-- BEGIN --
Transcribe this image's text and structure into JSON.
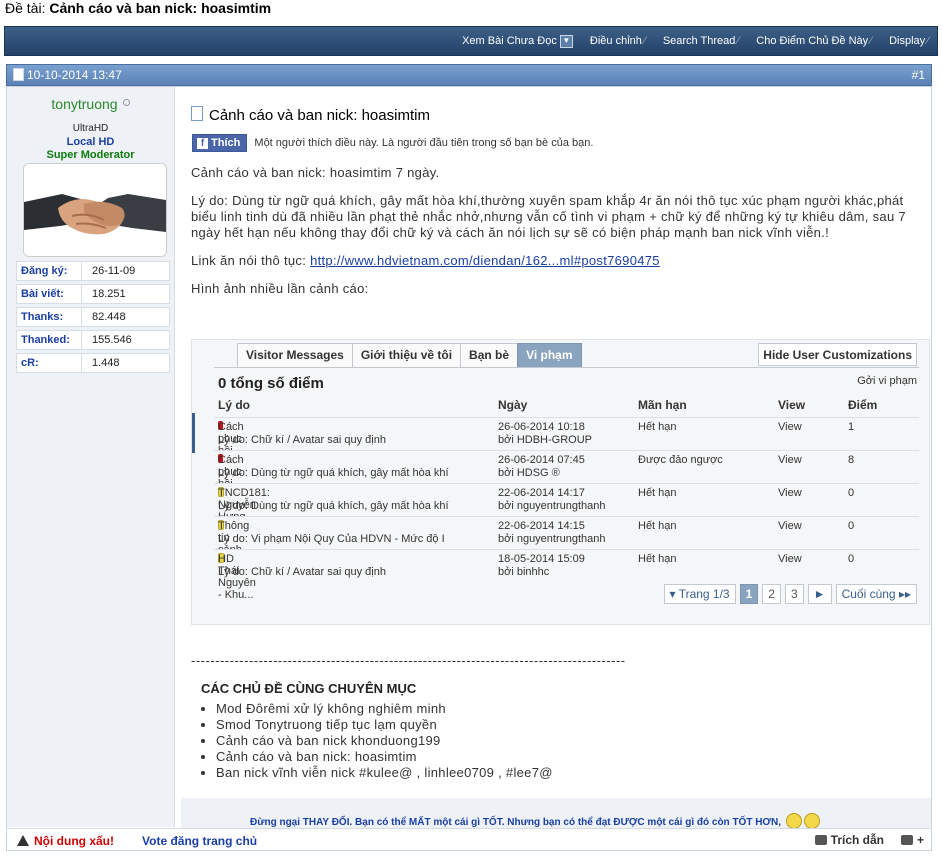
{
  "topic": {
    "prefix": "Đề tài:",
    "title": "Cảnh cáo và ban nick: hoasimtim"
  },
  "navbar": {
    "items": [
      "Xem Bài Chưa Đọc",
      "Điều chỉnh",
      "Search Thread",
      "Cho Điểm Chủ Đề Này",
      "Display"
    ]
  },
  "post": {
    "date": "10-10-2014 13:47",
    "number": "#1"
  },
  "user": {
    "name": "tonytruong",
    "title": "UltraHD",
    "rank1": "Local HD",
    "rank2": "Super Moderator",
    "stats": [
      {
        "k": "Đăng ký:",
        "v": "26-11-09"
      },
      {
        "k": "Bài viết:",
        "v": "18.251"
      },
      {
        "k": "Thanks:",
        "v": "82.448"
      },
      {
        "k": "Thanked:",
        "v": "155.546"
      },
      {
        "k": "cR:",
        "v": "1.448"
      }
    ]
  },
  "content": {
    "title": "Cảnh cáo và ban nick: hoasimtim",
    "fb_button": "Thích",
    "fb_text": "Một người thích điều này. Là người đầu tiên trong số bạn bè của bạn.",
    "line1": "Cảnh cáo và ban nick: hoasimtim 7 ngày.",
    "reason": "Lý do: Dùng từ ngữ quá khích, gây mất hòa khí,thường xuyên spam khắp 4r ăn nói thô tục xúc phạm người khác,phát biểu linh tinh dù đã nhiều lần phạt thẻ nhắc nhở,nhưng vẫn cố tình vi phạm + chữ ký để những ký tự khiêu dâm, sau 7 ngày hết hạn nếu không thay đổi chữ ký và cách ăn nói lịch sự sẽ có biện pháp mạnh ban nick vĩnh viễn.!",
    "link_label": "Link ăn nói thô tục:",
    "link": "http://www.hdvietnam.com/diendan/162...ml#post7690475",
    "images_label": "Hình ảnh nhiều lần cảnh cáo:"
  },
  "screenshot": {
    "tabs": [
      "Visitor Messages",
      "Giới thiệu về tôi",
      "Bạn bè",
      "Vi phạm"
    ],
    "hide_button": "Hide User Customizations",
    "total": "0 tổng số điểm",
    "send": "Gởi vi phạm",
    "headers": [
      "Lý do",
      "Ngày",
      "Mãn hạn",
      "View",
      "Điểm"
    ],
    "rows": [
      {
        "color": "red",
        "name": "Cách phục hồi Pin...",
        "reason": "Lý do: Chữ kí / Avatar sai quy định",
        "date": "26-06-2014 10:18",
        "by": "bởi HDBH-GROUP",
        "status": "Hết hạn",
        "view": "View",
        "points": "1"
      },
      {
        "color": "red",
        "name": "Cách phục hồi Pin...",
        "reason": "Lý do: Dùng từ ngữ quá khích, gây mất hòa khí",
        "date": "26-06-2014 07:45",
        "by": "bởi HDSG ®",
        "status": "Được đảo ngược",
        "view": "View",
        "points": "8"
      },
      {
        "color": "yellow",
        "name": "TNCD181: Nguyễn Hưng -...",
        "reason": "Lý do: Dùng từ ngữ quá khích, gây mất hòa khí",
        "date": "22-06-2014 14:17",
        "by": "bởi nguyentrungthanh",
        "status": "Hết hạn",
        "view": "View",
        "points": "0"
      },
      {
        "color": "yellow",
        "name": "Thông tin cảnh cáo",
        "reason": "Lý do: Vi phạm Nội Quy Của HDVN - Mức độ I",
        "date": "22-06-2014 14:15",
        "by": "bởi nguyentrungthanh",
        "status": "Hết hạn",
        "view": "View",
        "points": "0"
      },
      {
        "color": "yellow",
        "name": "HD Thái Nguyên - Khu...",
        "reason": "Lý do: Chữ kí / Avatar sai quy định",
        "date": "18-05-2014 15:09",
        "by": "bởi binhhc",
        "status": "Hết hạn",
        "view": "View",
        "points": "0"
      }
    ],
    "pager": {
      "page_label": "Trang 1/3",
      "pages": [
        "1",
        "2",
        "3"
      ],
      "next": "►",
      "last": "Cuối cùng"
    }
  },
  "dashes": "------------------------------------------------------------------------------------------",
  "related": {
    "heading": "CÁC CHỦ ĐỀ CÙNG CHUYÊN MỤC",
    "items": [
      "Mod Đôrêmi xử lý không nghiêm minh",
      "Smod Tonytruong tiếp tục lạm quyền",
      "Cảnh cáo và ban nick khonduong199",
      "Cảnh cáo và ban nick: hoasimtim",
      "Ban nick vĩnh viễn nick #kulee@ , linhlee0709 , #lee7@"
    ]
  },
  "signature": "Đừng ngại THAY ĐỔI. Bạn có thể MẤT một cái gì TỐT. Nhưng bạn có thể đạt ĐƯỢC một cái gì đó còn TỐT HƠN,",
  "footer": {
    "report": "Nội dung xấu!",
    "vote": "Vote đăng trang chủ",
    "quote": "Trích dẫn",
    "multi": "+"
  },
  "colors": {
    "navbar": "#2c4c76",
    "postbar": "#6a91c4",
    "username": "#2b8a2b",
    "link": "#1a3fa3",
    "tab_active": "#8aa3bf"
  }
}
-- END --
## YOUR GOAL
Write the entries above out in full, exactly, with no images.

## EXPECTED ANSWER
Transcribe this image's text and structure into JSON.
{
  "topic": {
    "prefix": "Đề tài:",
    "title": "Cảnh cáo và ban nick: hoasimtim"
  },
  "navbar": {
    "items": [
      "Xem Bài Chưa Đọc",
      "Điều chỉnh",
      "Search Thread",
      "Cho Điểm Chủ Đề Này",
      "Display"
    ]
  },
  "post": {
    "date": "10-10-2014 13:47",
    "number": "#1"
  },
  "user": {
    "name": "tonytruong",
    "title": "UltraHD",
    "rank1": "Local HD",
    "rank2": "Super Moderator",
    "stats": [
      {
        "k": "Đăng ký:",
        "v": "26-11-09"
      },
      {
        "k": "Bài viết:",
        "v": "18.251"
      },
      {
        "k": "Thanks:",
        "v": "82.448"
      },
      {
        "k": "Thanked:",
        "v": "155.546"
      },
      {
        "k": "cR:",
        "v": "1.448"
      }
    ]
  },
  "content": {
    "title": "Cảnh cáo và ban nick: hoasimtim",
    "fb_button": "Thích",
    "fb_text": "Một người thích điều này. Là người đầu tiên trong số bạn bè của bạn.",
    "line1": "Cảnh cáo và ban nick: hoasimtim 7 ngày.",
    "reason": "Lý do: Dùng từ ngữ quá khích, gây mất hòa khí,thường xuyên spam khắp 4r ăn nói thô tục xúc phạm người khác,phát biểu linh tinh dù đã nhiều lần phạt thẻ nhắc nhở,nhưng vẫn cố tình vi phạm + chữ ký để những ký tự khiêu dâm, sau 7 ngày hết hạn nếu không thay đổi chữ ký và cách ăn nói lịch sự sẽ có biện pháp mạnh ban nick vĩnh viễn.!",
    "link_label": "Link ăn nói thô tục:",
    "link": "http://www.hdvietnam.com/diendan/162...ml#post7690475",
    "images_label": "Hình ảnh nhiều lần cảnh cáo:"
  },
  "screenshot": {
    "tabs": [
      "Visitor Messages",
      "Giới thiệu về tôi",
      "Bạn bè",
      "Vi phạm"
    ],
    "hide_button": "Hide User Customizations",
    "total": "0 tổng số điểm",
    "send": "Gởi vi phạm",
    "headers": [
      "Lý do",
      "Ngày",
      "Mãn hạn",
      "View",
      "Điểm"
    ],
    "rows": [
      {
        "color": "red",
        "name": "Cách phục hồi Pin...",
        "reason": "Lý do: Chữ kí / Avatar sai quy định",
        "date": "26-06-2014 10:18",
        "by": "bởi HDBH-GROUP",
        "status": "Hết hạn",
        "view": "View",
        "points": "1"
      },
      {
        "color": "red",
        "name": "Cách phục hồi Pin...",
        "reason": "Lý do: Dùng từ ngữ quá khích, gây mất hòa khí",
        "date": "26-06-2014 07:45",
        "by": "bởi HDSG ®",
        "status": "Được đảo ngược",
        "view": "View",
        "points": "8"
      },
      {
        "color": "yellow",
        "name": "TNCD181: Nguyễn Hưng -...",
        "reason": "Lý do: Dùng từ ngữ quá khích, gây mất hòa khí",
        "date": "22-06-2014 14:17",
        "by": "bởi nguyentrungthanh",
        "status": "Hết hạn",
        "view": "View",
        "points": "0"
      },
      {
        "color": "yellow",
        "name": "Thông tin cảnh cáo",
        "reason": "Lý do: Vi phạm Nội Quy Của HDVN - Mức độ I",
        "date": "22-06-2014 14:15",
        "by": "bởi nguyentrungthanh",
        "status": "Hết hạn",
        "view": "View",
        "points": "0"
      },
      {
        "color": "yellow",
        "name": "HD Thái Nguyên - Khu...",
        "reason": "Lý do: Chữ kí / Avatar sai quy định",
        "date": "18-05-2014 15:09",
        "by": "bởi binhhc",
        "status": "Hết hạn",
        "view": "View",
        "points": "0"
      }
    ],
    "pager": {
      "page_label": "Trang 1/3",
      "pages": [
        "1",
        "2",
        "3"
      ],
      "next": "►",
      "last": "Cuối cùng"
    }
  },
  "dashes": "------------------------------------------------------------------------------------------",
  "related": {
    "heading": "CÁC CHỦ ĐỀ CÙNG CHUYÊN MỤC",
    "items": [
      "Mod Đôrêmi xử lý không nghiêm minh",
      "Smod Tonytruong tiếp tục lạm quyền",
      "Cảnh cáo và ban nick khonduong199",
      "Cảnh cáo và ban nick: hoasimtim",
      "Ban nick vĩnh viễn nick #kulee@ , linhlee0709 , #lee7@"
    ]
  },
  "signature": "Đừng ngại THAY ĐỔI. Bạn có thể MẤT một cái gì TỐT. Nhưng bạn có thể đạt ĐƯỢC một cái gì đó còn TỐT HƠN,",
  "footer": {
    "report": "Nội dung xấu!",
    "vote": "Vote đăng trang chủ",
    "quote": "Trích dẫn",
    "multi": "+"
  },
  "colors": {
    "navbar": "#2c4c76",
    "postbar": "#6a91c4",
    "username": "#2b8a2b",
    "link": "#1a3fa3",
    "tab_active": "#8aa3bf"
  }
}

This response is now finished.